-- What is needed --
Carry none of the pictures over; write out the complete data exactly.
===
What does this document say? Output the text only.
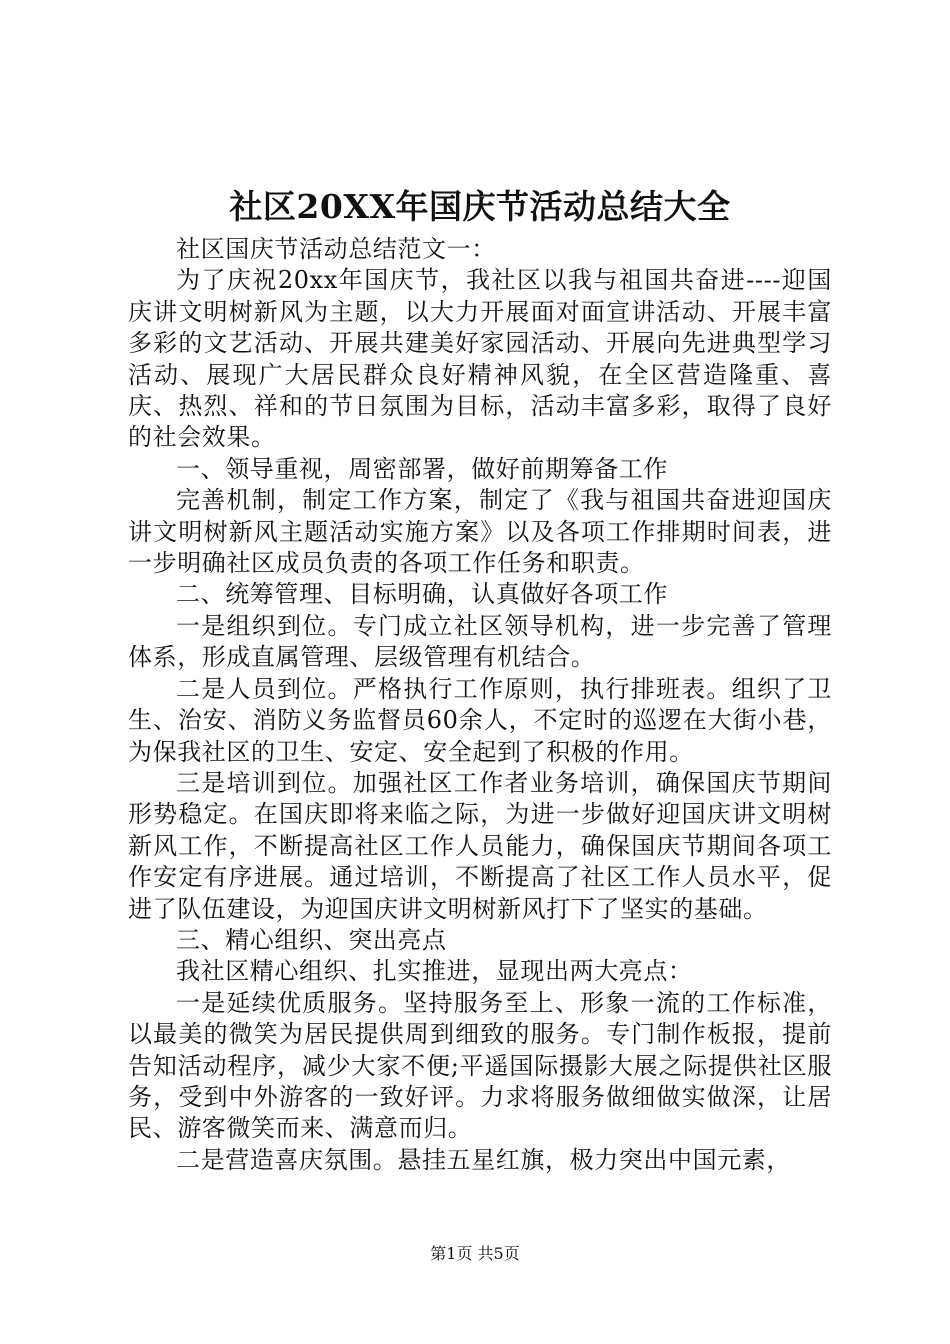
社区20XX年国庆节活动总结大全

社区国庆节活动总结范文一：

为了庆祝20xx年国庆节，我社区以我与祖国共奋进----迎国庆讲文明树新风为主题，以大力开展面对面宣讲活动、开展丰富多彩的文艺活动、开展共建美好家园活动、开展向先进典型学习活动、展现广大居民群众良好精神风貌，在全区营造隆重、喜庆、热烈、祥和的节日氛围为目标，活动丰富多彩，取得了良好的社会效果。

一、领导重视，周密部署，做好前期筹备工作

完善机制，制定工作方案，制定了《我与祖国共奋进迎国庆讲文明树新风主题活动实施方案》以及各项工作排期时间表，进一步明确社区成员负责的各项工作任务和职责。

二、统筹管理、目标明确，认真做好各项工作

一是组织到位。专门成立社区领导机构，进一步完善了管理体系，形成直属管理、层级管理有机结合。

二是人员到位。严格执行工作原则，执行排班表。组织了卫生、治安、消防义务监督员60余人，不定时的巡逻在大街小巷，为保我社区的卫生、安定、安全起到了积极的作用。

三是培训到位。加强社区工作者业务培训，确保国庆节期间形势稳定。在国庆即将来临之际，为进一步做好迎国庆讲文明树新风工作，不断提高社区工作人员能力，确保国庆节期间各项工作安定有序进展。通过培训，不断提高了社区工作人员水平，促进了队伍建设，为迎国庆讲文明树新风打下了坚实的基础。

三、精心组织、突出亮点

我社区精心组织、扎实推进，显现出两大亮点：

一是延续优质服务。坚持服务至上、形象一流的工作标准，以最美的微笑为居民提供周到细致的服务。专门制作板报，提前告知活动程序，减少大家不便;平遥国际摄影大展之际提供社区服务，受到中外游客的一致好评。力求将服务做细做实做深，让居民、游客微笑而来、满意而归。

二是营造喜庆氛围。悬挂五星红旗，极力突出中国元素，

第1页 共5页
===
-- Output for this task --
What does this document say? Output the text only.
社区20XX年国庆节活动总结大全

社区国庆节活动总结范文一：

为了庆祝20xx年国庆节，我社区以我与祖国共奋进----迎国庆讲文明树新风为主题，以大力开展面对面宣讲活动、开展丰富多彩的文艺活动、开展共建美好家园活动、开展向先进典型学习活动、展现广大居民群众良好精神风貌，在全区营造隆重、喜庆、热烈、祥和的节日氛围为目标，活动丰富多彩，取得了良好的社会效果。

一、领导重视，周密部署，做好前期筹备工作

完善机制，制定工作方案，制定了《我与祖国共奋进迎国庆讲文明树新风主题活动实施方案》以及各项工作排期时间表，进一步明确社区成员负责的各项工作任务和职责。

二、统筹管理、目标明确，认真做好各项工作

一是组织到位。专门成立社区领导机构，进一步完善了管理体系，形成直属管理、层级管理有机结合。

二是人员到位。严格执行工作原则，执行排班表。组织了卫生、治安、消防义务监督员60余人，不定时的巡逻在大街小巷，为保我社区的卫生、安定、安全起到了积极的作用。

三是培训到位。加强社区工作者业务培训，确保国庆节期间形势稳定。在国庆即将来临之际，为进一步做好迎国庆讲文明树新风工作，不断提高社区工作人员能力，确保国庆节期间各项工作安定有序进展。通过培训，不断提高了社区工作人员水平，促进了队伍建设，为迎国庆讲文明树新风打下了坚实的基础。

三、精心组织、突出亮点

我社区精心组织、扎实推进，显现出两大亮点：

一是延续优质服务。坚持服务至上、形象一流的工作标准，以最美的微笑为居民提供周到细致的服务。专门制作板报，提前告知活动程序，减少大家不便;平遥国际摄影大展之际提供社区服务，受到中外游客的一致好评。力求将服务做细做实做深，让居民、游客微笑而来、满意而归。

二是营造喜庆氛围。悬挂五星红旗，极力突出中国元素，

第1页 共5页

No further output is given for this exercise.